To be done » Write the records below out in full, character for character, with no pictures.

Structured figure records:
_____
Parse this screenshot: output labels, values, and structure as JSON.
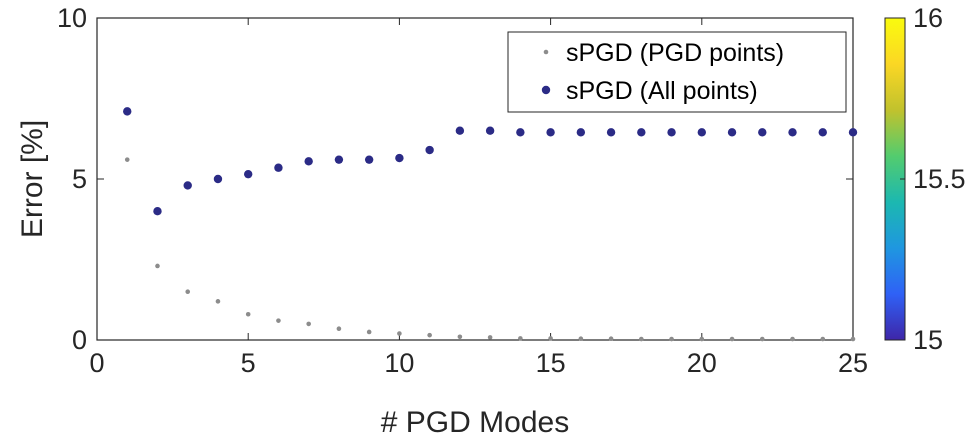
{
  "chart_data": {
    "type": "scatter",
    "title": "",
    "xlabel": "# PGD Modes",
    "ylabel": "Error [%]",
    "xlim": [
      0,
      25
    ],
    "ylim": [
      0,
      10
    ],
    "xticks": [
      0,
      5,
      10,
      15,
      20,
      25
    ],
    "yticks": [
      0,
      5,
      10
    ],
    "grid": false,
    "legend_position": "top-right",
    "series": [
      {
        "name": "sPGD (PGD points)",
        "marker": "small-dot",
        "color": "#8c8c8c",
        "x": [
          1,
          2,
          3,
          4,
          5,
          6,
          7,
          8,
          9,
          10,
          11,
          12,
          13,
          14,
          15,
          16,
          17,
          18,
          19,
          20,
          21,
          22,
          23,
          24,
          25
        ],
        "y": [
          5.6,
          2.3,
          1.5,
          1.2,
          0.8,
          0.6,
          0.5,
          0.35,
          0.25,
          0.2,
          0.15,
          0.1,
          0.08,
          0.05,
          0.05,
          0.04,
          0.04,
          0.03,
          0.03,
          0.03,
          0.03,
          0.03,
          0.03,
          0.03,
          0.03
        ]
      },
      {
        "name": "sPGD (All points)",
        "marker": "dot",
        "color": "#2b2b86",
        "x": [
          1,
          2,
          3,
          4,
          5,
          6,
          7,
          8,
          9,
          10,
          11,
          12,
          13,
          14,
          15,
          16,
          17,
          18,
          19,
          20,
          21,
          22,
          23,
          24,
          25
        ],
        "y": [
          7.1,
          4.0,
          4.8,
          5.0,
          5.15,
          5.35,
          5.55,
          5.6,
          5.6,
          5.65,
          5.9,
          6.5,
          6.5,
          6.45,
          6.45,
          6.45,
          6.45,
          6.45,
          6.45,
          6.45,
          6.45,
          6.45,
          6.45,
          6.45,
          6.45
        ]
      }
    ],
    "colorbar": {
      "range": [
        15,
        16
      ],
      "ticks": [
        "15",
        "15.5",
        "16"
      ],
      "colormap": [
        "#3e26a8",
        "#2f61f6",
        "#1f97e0",
        "#1cb8b0",
        "#53cc6e",
        "#c1c22d",
        "#fbd724",
        "#f9fb0e"
      ]
    }
  }
}
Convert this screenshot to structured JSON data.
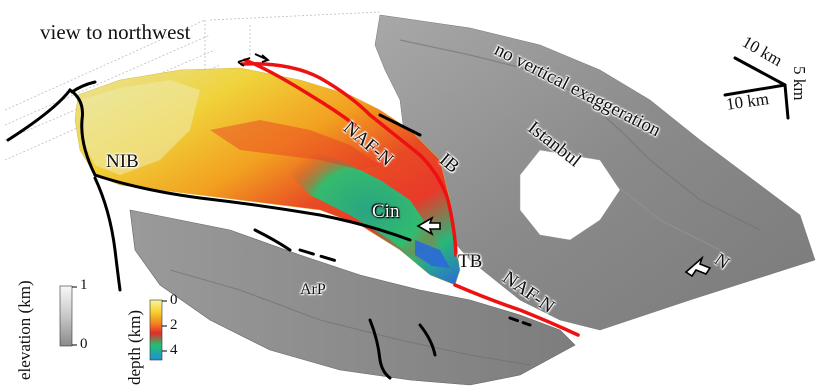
{
  "title": "view to northwest",
  "note": "no vertical exaggeration",
  "scale": {
    "x_label": "10 km",
    "y_label": "10 km",
    "z_label": "5 km"
  },
  "north_label": "N",
  "labels": {
    "nib": "NIB",
    "naf_n_upper": "NAF-N",
    "naf_n_lower": "NAF-N",
    "ib": "IB",
    "cin": "Cin",
    "tb": "TB",
    "arp": "ArP",
    "istanbul": "Istanbul"
  },
  "elevation_legend": {
    "label": "elevation (km)",
    "max": "1",
    "min": "0"
  },
  "depth_legend": {
    "label": "depth (km)",
    "ticks": [
      "0",
      "2",
      "4"
    ]
  },
  "colors": {
    "fault_red": "#ee1111",
    "fault_black": "#000000",
    "land_gray": "#8c8c8c",
    "depth_shallow": "#f2ec80",
    "depth_mid": "#ee3322",
    "depth_deep": "#22bb77"
  }
}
_____
Response below »
Parse this screenshot: output labels, values, and structure as JSON.
{
  "chart_data": {
    "type": "scatter",
    "title": "",
    "xlabel": "# PGD Modes",
    "ylabel": "Error [%]",
    "xlim": [
      0,
      25
    ],
    "ylim": [
      0,
      10
    ],
    "xticks": [
      0,
      5,
      10,
      15,
      20,
      25
    ],
    "yticks": [
      0,
      5,
      10
    ],
    "grid": false,
    "legend_position": "top-right",
    "series": [
      {
        "name": "sPGD (PGD points)",
        "marker": "small-dot",
        "color": "#8c8c8c",
        "x": [
          1,
          2,
          3,
          4,
          5,
          6,
          7,
          8,
          9,
          10,
          11,
          12,
          13,
          14,
          15,
          16,
          17,
          18,
          19,
          20,
          21,
          22,
          23,
          24,
          25
        ],
        "y": [
          5.6,
          2.3,
          1.5,
          1.2,
          0.8,
          0.6,
          0.5,
          0.35,
          0.25,
          0.2,
          0.15,
          0.1,
          0.08,
          0.05,
          0.05,
          0.04,
          0.04,
          0.03,
          0.03,
          0.03,
          0.03,
          0.03,
          0.03,
          0.03,
          0.03
        ]
      },
      {
        "name": "sPGD (All points)",
        "marker": "dot",
        "color": "#2b2b86",
        "x": [
          1,
          2,
          3,
          4,
          5,
          6,
          7,
          8,
          9,
          10,
          11,
          12,
          13,
          14,
          15,
          16,
          17,
          18,
          19,
          20,
          21,
          22,
          23,
          24,
          25
        ],
        "y": [
          7.1,
          4.0,
          4.8,
          5.0,
          5.15,
          5.35,
          5.55,
          5.6,
          5.6,
          5.65,
          5.9,
          6.5,
          6.5,
          6.45,
          6.45,
          6.45,
          6.45,
          6.45,
          6.45,
          6.45,
          6.45,
          6.45,
          6.45,
          6.45,
          6.45
        ]
      }
    ],
    "colorbar": {
      "range": [
        15,
        16
      ],
      "ticks": [
        "15",
        "15.5",
        "16"
      ],
      "colormap": [
        "#3e26a8",
        "#2f61f6",
        "#1f97e0",
        "#1cb8b0",
        "#53cc6e",
        "#c1c22d",
        "#fbd724",
        "#f9fb0e"
      ]
    }
  }
}
Convert this screenshot to structured JSON data.
{
  "title": "view to northwest",
  "note": "no vertical exaggeration",
  "scale": {
    "x_label": "10 km",
    "y_label": "10 km",
    "z_label": "5 km"
  },
  "north_label": "N",
  "labels": {
    "nib": "NIB",
    "naf_n_upper": "NAF-N",
    "naf_n_lower": "NAF-N",
    "ib": "IB",
    "cin": "Cin",
    "tb": "TB",
    "arp": "ArP",
    "istanbul": "Istanbul"
  },
  "elevation_legend": {
    "label": "elevation (km)",
    "max": "1",
    "min": "0"
  },
  "depth_legend": {
    "label": "depth (km)",
    "ticks": [
      "0",
      "2",
      "4"
    ]
  },
  "colors": {
    "fault_red": "#ee1111",
    "fault_black": "#000000",
    "land_gray": "#8c8c8c",
    "depth_shallow": "#f2ec80",
    "depth_mid": "#ee3322",
    "depth_deep": "#22bb77"
  }
}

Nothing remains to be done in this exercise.